Problem to solve: Among the lines below, list those containing the string "Access".

Collected data:
────────────────────

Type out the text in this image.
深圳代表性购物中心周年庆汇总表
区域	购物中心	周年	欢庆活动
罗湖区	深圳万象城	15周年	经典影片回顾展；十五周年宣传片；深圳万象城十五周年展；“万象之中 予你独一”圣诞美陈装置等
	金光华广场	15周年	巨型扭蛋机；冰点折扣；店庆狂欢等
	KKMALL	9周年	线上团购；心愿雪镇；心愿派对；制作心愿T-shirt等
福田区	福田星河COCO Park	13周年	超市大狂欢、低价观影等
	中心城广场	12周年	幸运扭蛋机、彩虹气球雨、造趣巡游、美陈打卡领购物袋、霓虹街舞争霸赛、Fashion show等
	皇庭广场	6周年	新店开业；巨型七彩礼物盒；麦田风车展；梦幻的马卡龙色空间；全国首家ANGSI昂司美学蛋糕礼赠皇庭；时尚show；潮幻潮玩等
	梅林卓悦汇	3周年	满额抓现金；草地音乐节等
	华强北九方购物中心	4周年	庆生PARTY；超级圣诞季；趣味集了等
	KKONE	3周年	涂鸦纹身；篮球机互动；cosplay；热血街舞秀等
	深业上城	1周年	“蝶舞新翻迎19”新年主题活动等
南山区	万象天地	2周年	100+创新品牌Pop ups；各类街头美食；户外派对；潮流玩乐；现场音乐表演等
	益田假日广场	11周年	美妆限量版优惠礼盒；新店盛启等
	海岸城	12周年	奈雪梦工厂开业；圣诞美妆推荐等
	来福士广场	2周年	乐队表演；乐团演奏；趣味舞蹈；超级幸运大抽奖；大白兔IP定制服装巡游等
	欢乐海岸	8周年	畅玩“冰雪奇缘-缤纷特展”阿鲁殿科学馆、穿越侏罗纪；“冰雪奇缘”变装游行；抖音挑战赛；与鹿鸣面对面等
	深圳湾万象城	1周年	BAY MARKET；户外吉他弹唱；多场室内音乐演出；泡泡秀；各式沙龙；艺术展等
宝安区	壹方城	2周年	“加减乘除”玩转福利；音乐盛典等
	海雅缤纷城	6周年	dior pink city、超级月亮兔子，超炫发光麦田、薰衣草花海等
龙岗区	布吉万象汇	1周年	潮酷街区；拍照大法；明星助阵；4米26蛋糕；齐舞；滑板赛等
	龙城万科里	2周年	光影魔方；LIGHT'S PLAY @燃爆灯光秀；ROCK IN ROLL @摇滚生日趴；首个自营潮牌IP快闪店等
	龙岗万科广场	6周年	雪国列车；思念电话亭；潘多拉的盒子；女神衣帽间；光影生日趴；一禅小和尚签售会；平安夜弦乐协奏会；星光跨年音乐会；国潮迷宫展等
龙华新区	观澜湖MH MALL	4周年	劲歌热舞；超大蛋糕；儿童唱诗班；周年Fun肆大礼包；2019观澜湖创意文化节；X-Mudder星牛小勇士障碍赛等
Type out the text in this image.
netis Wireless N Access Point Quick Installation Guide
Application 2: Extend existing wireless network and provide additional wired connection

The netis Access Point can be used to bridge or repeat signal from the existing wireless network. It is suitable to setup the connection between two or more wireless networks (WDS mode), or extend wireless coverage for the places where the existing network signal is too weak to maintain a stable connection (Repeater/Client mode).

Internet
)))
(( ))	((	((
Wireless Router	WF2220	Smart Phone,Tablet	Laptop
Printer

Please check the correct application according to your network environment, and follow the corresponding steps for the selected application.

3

────────────────────

In response:
netis Wireless N Access Point Quick Installation Guide
The netis Access Point can be used to bridge or repeat signal from the existing wireless network. It is suitable to setup the connection between two or more wireless networks (WDS mode), or extend wireless coverage for the places where the existing network signal is too weak to maintain a stable connection (Repeater/Client mode).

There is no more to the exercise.